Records
________________________

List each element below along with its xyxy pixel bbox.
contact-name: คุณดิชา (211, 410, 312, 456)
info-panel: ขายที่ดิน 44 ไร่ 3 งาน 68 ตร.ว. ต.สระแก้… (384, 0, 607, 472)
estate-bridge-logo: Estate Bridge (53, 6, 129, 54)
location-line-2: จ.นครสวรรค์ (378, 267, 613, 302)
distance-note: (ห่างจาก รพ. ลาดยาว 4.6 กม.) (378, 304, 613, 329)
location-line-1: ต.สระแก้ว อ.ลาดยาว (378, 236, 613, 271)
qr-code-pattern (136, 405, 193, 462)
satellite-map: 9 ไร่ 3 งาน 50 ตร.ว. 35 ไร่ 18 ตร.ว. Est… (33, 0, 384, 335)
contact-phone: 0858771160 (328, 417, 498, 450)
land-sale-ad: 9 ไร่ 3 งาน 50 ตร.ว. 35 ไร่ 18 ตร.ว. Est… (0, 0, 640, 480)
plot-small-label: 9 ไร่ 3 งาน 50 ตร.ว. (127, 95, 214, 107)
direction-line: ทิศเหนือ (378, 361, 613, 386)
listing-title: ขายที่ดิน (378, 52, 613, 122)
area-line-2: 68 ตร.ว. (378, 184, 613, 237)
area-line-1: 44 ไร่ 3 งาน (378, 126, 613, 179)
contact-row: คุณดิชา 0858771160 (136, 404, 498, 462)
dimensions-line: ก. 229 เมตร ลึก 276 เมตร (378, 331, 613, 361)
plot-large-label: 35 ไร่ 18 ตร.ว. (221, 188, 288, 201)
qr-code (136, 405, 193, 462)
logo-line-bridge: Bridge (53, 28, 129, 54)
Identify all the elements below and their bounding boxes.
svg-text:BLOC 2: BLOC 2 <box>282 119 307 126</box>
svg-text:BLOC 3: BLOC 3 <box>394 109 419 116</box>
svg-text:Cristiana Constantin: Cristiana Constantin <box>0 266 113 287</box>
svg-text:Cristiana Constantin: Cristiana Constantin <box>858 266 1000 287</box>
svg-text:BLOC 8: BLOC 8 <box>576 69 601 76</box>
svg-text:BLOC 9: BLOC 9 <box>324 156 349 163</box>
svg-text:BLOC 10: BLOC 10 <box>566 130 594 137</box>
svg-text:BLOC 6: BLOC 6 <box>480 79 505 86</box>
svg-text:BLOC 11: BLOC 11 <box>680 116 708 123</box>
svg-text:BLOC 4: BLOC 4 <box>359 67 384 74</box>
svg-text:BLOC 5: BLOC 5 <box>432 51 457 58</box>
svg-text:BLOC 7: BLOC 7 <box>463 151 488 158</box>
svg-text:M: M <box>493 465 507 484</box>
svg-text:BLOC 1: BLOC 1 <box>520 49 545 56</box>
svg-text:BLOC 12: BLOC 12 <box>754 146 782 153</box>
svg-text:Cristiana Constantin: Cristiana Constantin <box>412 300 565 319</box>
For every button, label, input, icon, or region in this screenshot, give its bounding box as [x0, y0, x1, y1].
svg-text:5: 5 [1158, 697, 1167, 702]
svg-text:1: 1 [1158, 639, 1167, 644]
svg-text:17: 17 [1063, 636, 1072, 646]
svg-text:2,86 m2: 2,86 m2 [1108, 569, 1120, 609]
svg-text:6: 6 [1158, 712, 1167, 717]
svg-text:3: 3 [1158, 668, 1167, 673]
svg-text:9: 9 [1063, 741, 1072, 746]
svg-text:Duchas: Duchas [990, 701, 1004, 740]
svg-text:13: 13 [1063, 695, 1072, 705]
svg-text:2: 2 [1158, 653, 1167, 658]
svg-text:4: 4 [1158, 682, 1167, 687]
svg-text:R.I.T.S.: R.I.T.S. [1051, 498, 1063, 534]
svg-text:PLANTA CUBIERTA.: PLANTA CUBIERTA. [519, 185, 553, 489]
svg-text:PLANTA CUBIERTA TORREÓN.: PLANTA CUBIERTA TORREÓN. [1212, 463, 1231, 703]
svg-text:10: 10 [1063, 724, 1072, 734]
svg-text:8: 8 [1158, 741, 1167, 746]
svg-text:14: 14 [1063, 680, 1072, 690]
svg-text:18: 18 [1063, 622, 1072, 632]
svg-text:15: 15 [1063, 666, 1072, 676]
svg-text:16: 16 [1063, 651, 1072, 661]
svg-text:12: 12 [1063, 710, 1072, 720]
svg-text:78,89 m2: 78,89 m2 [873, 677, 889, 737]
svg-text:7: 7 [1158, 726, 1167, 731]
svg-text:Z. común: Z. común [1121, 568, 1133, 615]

________________________

Instructions to follow
Retype every line of the entries above, from first to last, without changing a single character.

Answer for this exercise
List each element below along with its xyxy pixel bbox.
contact-name: คุณดิชา (211, 410, 312, 456)
info-panel: ขายที่ดิน 44 ไร่ 3 งาน 68 ตร.ว. ต.สระแก้… (384, 0, 607, 472)
estate-bridge-logo: Estate Bridge (53, 6, 129, 54)
location-line-2: จ.นครสวรรค์ (378, 267, 613, 302)
distance-note: (ห่างจาก รพ. ลาดยาว 4.6 กม.) (378, 304, 613, 329)
location-line-1: ต.สระแก้ว อ.ลาดยาว (378, 236, 613, 271)
qr-code-pattern (136, 405, 193, 462)
satellite-map: 9 ไร่ 3 งาน 50 ตร.ว. 35 ไร่ 18 ตร.ว. Est… (33, 0, 384, 335)
contact-phone: 0858771160 (328, 417, 498, 450)
land-sale-ad: 9 ไร่ 3 งาน 50 ตร.ว. 35 ไร่ 18 ตร.ว. Est… (0, 0, 640, 480)
plot-small-label: 9 ไร่ 3 งาน 50 ตร.ว. (127, 95, 214, 107)
direction-line: ทิศเหนือ (378, 361, 613, 386)
listing-title: ขายที่ดิน (378, 52, 613, 122)
area-line-2: 68 ตร.ว. (378, 184, 613, 237)
area-line-1: 44 ไร่ 3 งาน (378, 126, 613, 179)
contact-row: คุณดิชา 0858771160 (136, 404, 498, 462)
dimensions-line: ก. 229 เมตร ลึก 276 เมตร (378, 331, 613, 361)
plot-large-label: 35 ไร่ 18 ตร.ว. (221, 188, 288, 201)
qr-code (136, 405, 193, 462)
logo-line-bridge: Bridge (53, 28, 129, 54)
Identify all the elements below and their bounding boxes.
svg-text:BLOC 2: BLOC 2 <box>282 119 307 126</box>
svg-text:BLOC 3: BLOC 3 <box>394 109 419 116</box>
svg-text:Cristiana Constantin: Cristiana Constantin <box>0 266 113 287</box>
svg-text:Cristiana Constantin: Cristiana Constantin <box>858 266 1000 287</box>
svg-text:BLOC 8: BLOC 8 <box>576 69 601 76</box>
svg-text:BLOC 9: BLOC 9 <box>324 156 349 163</box>
svg-text:BLOC 10: BLOC 10 <box>566 130 594 137</box>
svg-text:BLOC 6: BLOC 6 <box>480 79 505 86</box>
svg-text:BLOC 11: BLOC 11 <box>680 116 708 123</box>
svg-text:BLOC 4: BLOC 4 <box>359 67 384 74</box>
svg-text:BLOC 5: BLOC 5 <box>432 51 457 58</box>
svg-text:BLOC 7: BLOC 7 <box>463 151 488 158</box>
svg-text:M: M <box>493 465 507 484</box>
svg-text:BLOC 1: BLOC 1 <box>520 49 545 56</box>
svg-text:BLOC 12: BLOC 12 <box>754 146 782 153</box>
svg-text:Cristiana Constantin: Cristiana Constantin <box>412 300 565 319</box>
For every button, label, input, icon, or region in this screenshot, give its bounding box as [x0, y0, x1, y1].
svg-text:5: 5 [1158, 697, 1167, 702]
svg-text:1: 1 [1158, 639, 1167, 644]
svg-text:17: 17 [1063, 636, 1072, 646]
svg-text:2,86 m2: 2,86 m2 [1108, 569, 1120, 609]
svg-text:6: 6 [1158, 712, 1167, 717]
svg-text:3: 3 [1158, 668, 1167, 673]
svg-text:9: 9 [1063, 741, 1072, 746]
svg-text:Duchas: Duchas [990, 701, 1004, 740]
svg-text:13: 13 [1063, 695, 1072, 705]
svg-text:2: 2 [1158, 653, 1167, 658]
svg-text:4: 4 [1158, 682, 1167, 687]
svg-text:R.I.T.S.: R.I.T.S. [1051, 498, 1063, 534]
svg-text:PLANTA CUBIERTA.: PLANTA CUBIERTA. [519, 185, 553, 489]
svg-text:PLANTA CUBIERTA TORREÓN.: PLANTA CUBIERTA TORREÓN. [1212, 463, 1231, 703]
svg-text:10: 10 [1063, 724, 1072, 734]
svg-text:8: 8 [1158, 741, 1167, 746]
svg-text:14: 14 [1063, 680, 1072, 690]
svg-text:18: 18 [1063, 622, 1072, 632]
svg-text:15: 15 [1063, 666, 1072, 676]
svg-text:16: 16 [1063, 651, 1072, 661]
svg-text:12: 12 [1063, 710, 1072, 720]
svg-text:78,89 m2: 78,89 m2 [873, 677, 889, 737]
svg-text:7: 7 [1158, 726, 1167, 731]
svg-text:Z. común: Z. común [1121, 568, 1133, 615]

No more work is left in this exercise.